*** Record extracts

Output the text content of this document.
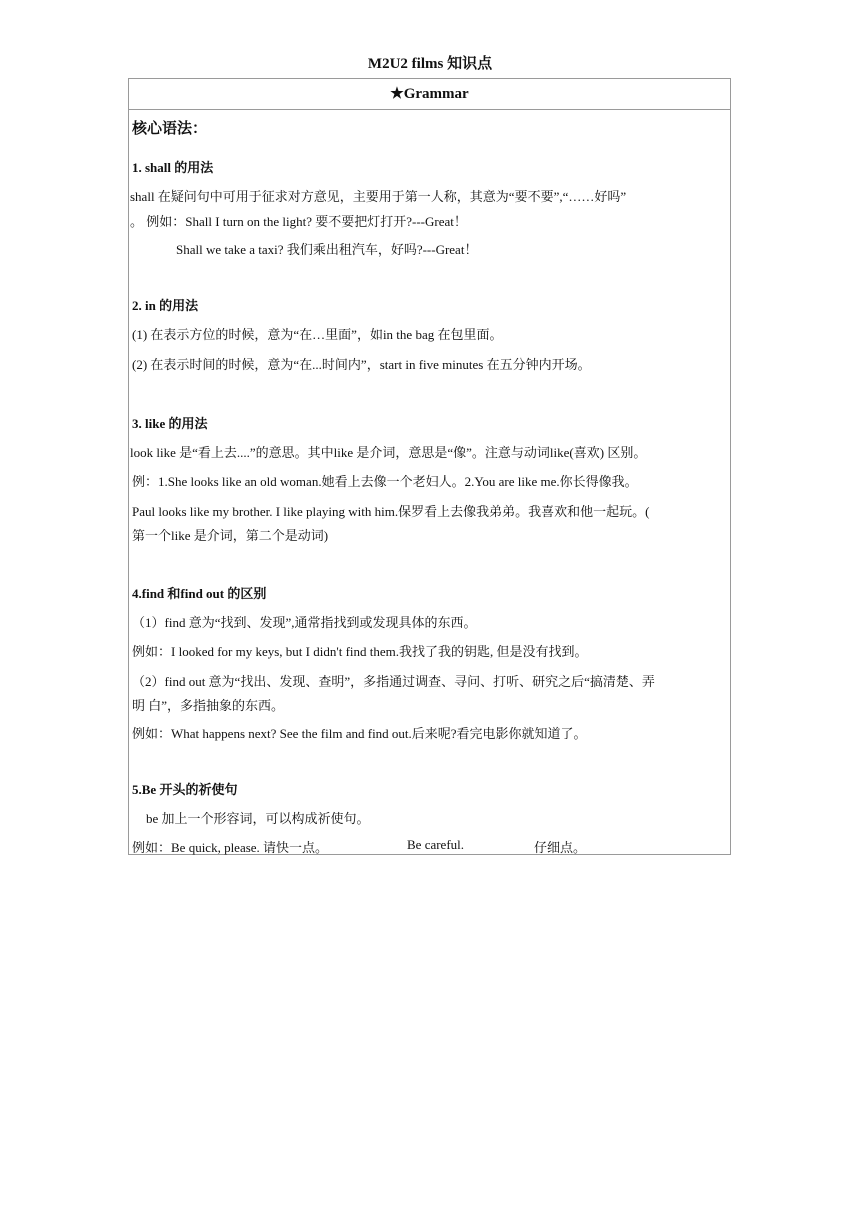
M2U2 films 知识点
★Grammar
核心语法：
1. shall 的用法
shall 在疑问句中可用于征求对方意见，主要用于第一人称，其意为“要不要”,“……好吗”
。 例如：Shall I turn on the light? 要不要把灯打开?---Great！
Shall we take a taxi? 我们乘出租汽车，好吗?---Great！
2. in 的用法
(1) 在表示方位的时候，意为“在…里面”，如in the bag 在包里面。
(2) 在表示时间的时候，意为“在...时间内”，start in five minutes 在五分钟内开场。
3. like 的用法
look like 是“看上去....”的意思。其中like 是介词，意思是“像”。注意与动词like(喜欢) 区别。
例：1.She looks like an old woman.她看上去像一个老妇人。2.You are like me.你长得像我。
Paul looks like my brother. I like playing with him.保罗看上去像我弟弟。我喜欢和他一起玩。(
第一个like 是介词，第二个是动词)
4.find 和find out 的区别
（1）find 意为“找到、发现”,通常指找到或发现具体的东西。
例如：I looked for my keys, but I didn't find them.我找了我的钥匙, 但是没有找到。
（2）find out 意为“找出、发现、查明”，多指通过调查、寻问、打听、研究之后“搞清楚、弄
明 白”，多指抽象的东西。
例如：What happens next? See the film and find out.后来呢?看完电影你就知道了。
5.Be 开头的祈使句
be 加上一个形容词，可以构成祈使句。
例如：Be quick, please. 请快一点。	Be careful.	仔细点。
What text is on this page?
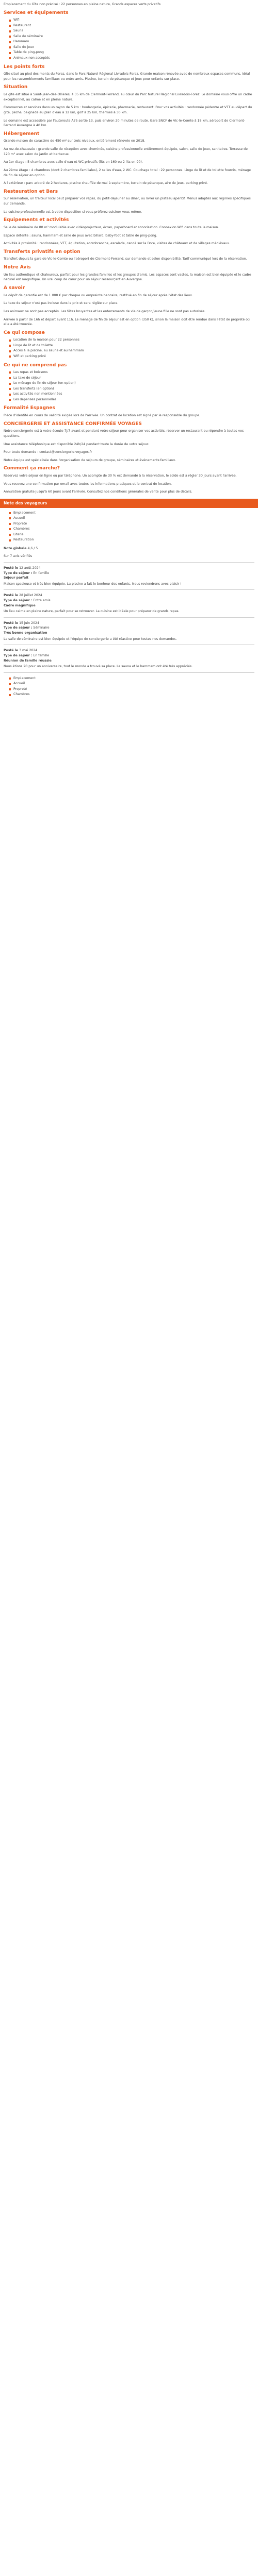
Emplacement du Gîte non précisé : 22 personnes en pleine nature, Grands espaces verts privatifs

Services et équipements
Wifi
Restaurant
Sauna
Salle de séminaire
Hammam
Salle de jeux
Table de ping-pong
Animaux non acceptés
Les points forts

Gîte situé au pied des monts du Forez, dans le Parc Naturel Régional Livradois-Forez. Grande maison rénovée avec de nombreux espaces communs, idéal pour les rassemblements familiaux ou entre amis. Piscine, terrain de pétanque et jeux pour enfants sur place.

Situation

Le gîte est situé à Saint-Jean-des-Ollières, à 35 km de Clermont-Ferrand, au cœur du Parc Naturel Régional Livradois-Forez. Le domaine vous offre un cadre exceptionnel, au calme et en pleine nature.

Commerces et services dans un rayon de 5 km : boulangerie, épicerie, pharmacie, restaurant. Pour vos activités : randonnée pédestre et VTT au départ du gîte, pêche, baignade au plan d'eau à 12 km, golf à 25 km, thermes à 30 km.

Le domaine est accessible par l'autoroute A75 sortie 13, puis environ 20 minutes de route. Gare SNCF de Vic-le-Comte à 18 km, aéroport de Clermont-Ferrand Auvergne à 40 km.

Hébergement

Grande maison de caractère de 450 m² sur trois niveaux, entièrement rénovée en 2018.

Au rez-de-chaussée : grande salle de réception avec cheminée, cuisine professionnelle entièrement équipée, salon, salle de jeux, sanitaires. Terrasse de 120 m² avec salon de jardin et barbecue.

Au 1er étage : 5 chambres avec salle d'eau et WC privatifs (lits en 160 ou 2 lits en 90).

Au 2ème étage : 4 chambres (dont 2 chambres familiales), 2 salles d'eau, 2 WC. Couchage total : 22 personnes. Linge de lit et de toilette fournis, ménage de fin de séjour en option.

À l'extérieur : parc arboré de 2 hectares, piscine chauffée de mai à septembre, terrain de pétanque, aire de jeux, parking privé.

Restauration et Bars

Sur réservation, un traiteur local peut préparer vos repas, du petit-déjeuner au dîner, ou livrer un plateau apéritif. Menus adaptés aux régimes spécifiques sur demande.

La cuisine professionnelle est à votre disposition si vous préférez cuisiner vous-même.

Equipements et activités

Salle de séminaire de 80 m² modulable avec vidéoprojecteur, écran, paperboard et sonorisation. Connexion Wifi dans toute la maison.

Espace détente : sauna, hammam et salle de jeux avec billard, baby-foot et table de ping-pong.

Activités à proximité : randonnées, VTT, équitation, accrobranche, escalade, canoë sur la Dore, visites de châteaux et de villages médiévaux.

Transferts privatifs en option

Transfert depuis la gare de Vic-le-Comte ou l'aéroport de Clermont-Ferrand, sur demande et selon disponibilité. Tarif communiqué lors de la réservation.

Notre Avis

Un lieu authentique et chaleureux, parfait pour les grandes familles et les groupes d'amis. Les espaces sont vastes, la maison est bien équipée et le cadre naturel est magnifique. Un vrai coup de cœur pour un séjour ressourçant en Auvergne.

A savoir

Le dépôt de garantie est de 1 000 € par chèque ou empreinte bancaire, restitué en fin de séjour après l'état des lieux.

La taxe de séjour n'est pas incluse dans le prix et sera réglée sur place.

Les animaux ne sont pas acceptés. Les fêtes bruyantes et les enterrements de vie de garçon/jeune fille ne sont pas autorisés.

Arrivée à partir de 16h et départ avant 11h. Le ménage de fin de séjour est en option (350 €), sinon la maison doit être rendue dans l'état de propreté où elle a été trouvée.

Ce qui compose
Location de la maison pour 22 personnes
Linge de lit et de toilette
Accès à la piscine, au sauna et au hammam
Wifi et parking privé
Ce qui ne comprend pas
Les repas et boissons
La taxe de séjour
Le ménage de fin de séjour (en option)
Les transferts (en option)
Les activités non mentionnées
Les dépenses personnelles
Formalité Espagnes

Pièce d'identité en cours de validité exigée lors de l'arrivée. Un contrat de location est signé par le responsable du groupe.

CONCIERGERIE ET ASSISTANCE CONFIRMÉE VOYAGES

Notre conciergerie est à votre écoute 7j/7 avant et pendant votre séjour pour organiser vos activités, réserver un restaurant ou répondre à toutes vos questions.

Une assistance téléphonique est disponible 24h/24 pendant toute la durée de votre séjour.

Pour toute demande : contact@conciergerie-voyages.fr

Notre équipe est spécialisée dans l'organisation de séjours de groupe, séminaires et événements familiaux.

Comment ça marche?

Réservez votre séjour en ligne ou par téléphone. Un acompte de 30 % est demandé à la réservation, le solde est à régler 30 jours avant l'arrivée.

Vous recevez une confirmation par email avec toutes les informations pratiques et le contrat de location.

Annulation gratuite jusqu'à 60 jours avant l'arrivée. Consultez nos conditions générales de vente pour plus de détails.

Note des voyageurs
Emplacement
Accueil
Propreté
Chambres
Literie
Restauration

Note globale 4,6 / 5

Sur 7 avis vérifiés

Posté le 12 août 2024

Type de séjour : En famille

Séjour parfait

Maison spacieuse et très bien équipée. La piscine a fait le bonheur des enfants. Nous reviendrons avec plaisir !

Posté le 28 juillet 2024

Type de séjour : Entre amis

Cadre magnifique

Un lieu calme en pleine nature, parfait pour se retrouver. La cuisine est idéale pour préparer de grands repas.

Posté le 15 juin 2024

Type de séjour : Séminaire

Très bonne organisation

La salle de séminaire est bien équipée et l'équipe de conciergerie a été réactive pour toutes nos demandes.

Posté le 3 mai 2024

Type de séjour : En famille

Réunion de famille réussie

Nous étions 20 pour un anniversaire, tout le monde a trouvé sa place. Le sauna et le hammam ont été très appréciés.

Emplacement
Accueil
Propreté
Chambres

******

* _Task details_
Leave the pictures out and copy the rest of the data exactly.

* _Written answer_
Output the text content of this document.
M2U2 films 知识点
★Grammar
核心语法：
1. shall 的用法
shall 在疑问句中可用于征求对方意见，主要用于第一人称，其意为“要不要”,“……好吗”
。 例如：Shall I turn on the light? 要不要把灯打开?---Great！
Shall we take a taxi? 我们乘出租汽车，好吗?---Great！
2. in 的用法
(1) 在表示方位的时候，意为“在…里面”，如in the bag 在包里面。
(2) 在表示时间的时候，意为“在...时间内”，start in five minutes 在五分钟内开场。
3. like 的用法
look like 是“看上去....”的意思。其中like 是介词，意思是“像”。注意与动词like(喜欢) 区别。
例：1.She looks like an old woman.她看上去像一个老妇人。2.You are like me.你长得像我。
Paul looks like my brother. I like playing with him.保罗看上去像我弟弟。我喜欢和他一起玩。(
第一个like 是介词，第二个是动词)
4.find 和find out 的区别
（1）find 意为“找到、发现”,通常指找到或发现具体的东西。
例如：I looked for my keys, but I didn't find them.我找了我的钥匙, 但是没有找到。
（2）find out 意为“找出、发现、查明”，多指通过调查、寻问、打听、研究之后“搞清楚、弄
明 白”，多指抽象的东西。
例如：What happens next? See the film and find out.后来呢?看完电影你就知道了。
5.Be 开头的祈使句
be 加上一个形容词，可以构成祈使句。
例如：Be quick, please. 请快一点。	Be careful.	仔细点。
What text is on this page?
Emplacement du Gîte non précisé : 22 personnes en pleine nature, Grands espaces verts privatifs

Services et équipements
Wifi
Restaurant
Sauna
Salle de séminaire
Hammam
Salle de jeux
Table de ping-pong
Animaux non acceptés
Les points forts

Gîte situé au pied des monts du Forez, dans le Parc Naturel Régional Livradois-Forez. Grande maison rénovée avec de nombreux espaces communs, idéal pour les rassemblements familiaux ou entre amis. Piscine, terrain de pétanque et jeux pour enfants sur place.

Situation

Le gîte est situé à Saint-Jean-des-Ollières, à 35 km de Clermont-Ferrand, au cœur du Parc Naturel Régional Livradois-Forez. Le domaine vous offre un cadre exceptionnel, au calme et en pleine nature.

Commerces et services dans un rayon de 5 km : boulangerie, épicerie, pharmacie, restaurant. Pour vos activités : randonnée pédestre et VTT au départ du gîte, pêche, baignade au plan d'eau à 12 km, golf à 25 km, thermes à 30 km.

Le domaine est accessible par l'autoroute A75 sortie 13, puis environ 20 minutes de route. Gare SNCF de Vic-le-Comte à 18 km, aéroport de Clermont-Ferrand Auvergne à 40 km.

Hébergement

Grande maison de caractère de 450 m² sur trois niveaux, entièrement rénovée en 2018.

Au rez-de-chaussée : grande salle de réception avec cheminée, cuisine professionnelle entièrement équipée, salon, salle de jeux, sanitaires. Terrasse de 120 m² avec salon de jardin et barbecue.

Au 1er étage : 5 chambres avec salle d'eau et WC privatifs (lits en 160 ou 2 lits en 90).

Au 2ème étage : 4 chambres (dont 2 chambres familiales), 2 salles d'eau, 2 WC. Couchage total : 22 personnes. Linge de lit et de toilette fournis, ménage de fin de séjour en option.

À l'extérieur : parc arboré de 2 hectares, piscine chauffée de mai à septembre, terrain de pétanque, aire de jeux, parking privé.

Restauration et Bars

Sur réservation, un traiteur local peut préparer vos repas, du petit-déjeuner au dîner, ou livrer un plateau apéritif. Menus adaptés aux régimes spécifiques sur demande.

La cuisine professionnelle est à votre disposition si vous préférez cuisiner vous-même.

Equipements et activités

Salle de séminaire de 80 m² modulable avec vidéoprojecteur, écran, paperboard et sonorisation. Connexion Wifi dans toute la maison.

Espace détente : sauna, hammam et salle de jeux avec billard, baby-foot et table de ping-pong.

Activités à proximité : randonnées, VTT, équitation, accrobranche, escalade, canoë sur la Dore, visites de châteaux et de villages médiévaux.

Transferts privatifs en option

Transfert depuis la gare de Vic-le-Comte ou l'aéroport de Clermont-Ferrand, sur demande et selon disponibilité. Tarif communiqué lors de la réservation.

Notre Avis

Un lieu authentique et chaleureux, parfait pour les grandes familles et les groupes d'amis. Les espaces sont vastes, la maison est bien équipée et le cadre naturel est magnifique. Un vrai coup de cœur pour un séjour ressourçant en Auvergne.

A savoir

Le dépôt de garantie est de 1 000 € par chèque ou empreinte bancaire, restitué en fin de séjour après l'état des lieux.

La taxe de séjour n'est pas incluse dans le prix et sera réglée sur place.

Les animaux ne sont pas acceptés. Les fêtes bruyantes et les enterrements de vie de garçon/jeune fille ne sont pas autorisés.

Arrivée à partir de 16h et départ avant 11h. Le ménage de fin de séjour est en option (350 €), sinon la maison doit être rendue dans l'état de propreté où elle a été trouvée.

Ce qui compose
Location de la maison pour 22 personnes
Linge de lit et de toilette
Accès à la piscine, au sauna et au hammam
Wifi et parking privé
Ce qui ne comprend pas
Les repas et boissons
La taxe de séjour
Le ménage de fin de séjour (en option)
Les transferts (en option)
Les activités non mentionnées
Les dépenses personnelles
Formalité Espagnes

Pièce d'identité en cours de validité exigée lors de l'arrivée. Un contrat de location est signé par le responsable du groupe.

CONCIERGERIE ET ASSISTANCE CONFIRMÉE VOYAGES

Notre conciergerie est à votre écoute 7j/7 avant et pendant votre séjour pour organiser vos activités, réserver un restaurant ou répondre à toutes vos questions.

Une assistance téléphonique est disponible 24h/24 pendant toute la durée de votre séjour.

Pour toute demande : contact@conciergerie-voyages.fr

Notre équipe est spécialisée dans l'organisation de séjours de groupe, séminaires et événements familiaux.

Comment ça marche?

Réservez votre séjour en ligne ou par téléphone. Un acompte de 30 % est demandé à la réservation, le solde est à régler 30 jours avant l'arrivée.

Vous recevez une confirmation par email avec toutes les informations pratiques et le contrat de location.

Annulation gratuite jusqu'à 60 jours avant l'arrivée. Consultez nos conditions générales de vente pour plus de détails.

Note des voyageurs
Emplacement
Accueil
Propreté
Chambres
Literie
Restauration

Note globale 4,6 / 5

Sur 7 avis vérifiés

Posté le 12 août 2024

Type de séjour : En famille

Séjour parfait

Maison spacieuse et très bien équipée. La piscine a fait le bonheur des enfants. Nous reviendrons avec plaisir !

Posté le 28 juillet 2024

Type de séjour : Entre amis

Cadre magnifique

Un lieu calme en pleine nature, parfait pour se retrouver. La cuisine est idéale pour préparer de grands repas.

Posté le 15 juin 2024

Type de séjour : Séminaire

Très bonne organisation

La salle de séminaire est bien équipée et l'équipe de conciergerie a été réactive pour toutes nos demandes.

Posté le 3 mai 2024

Type de séjour : En famille

Réunion de famille réussie

Nous étions 20 pour un anniversaire, tout le monde a trouvé sa place. Le sauna et le hammam ont été très appréciés.

Emplacement
Accueil
Propreté
Chambres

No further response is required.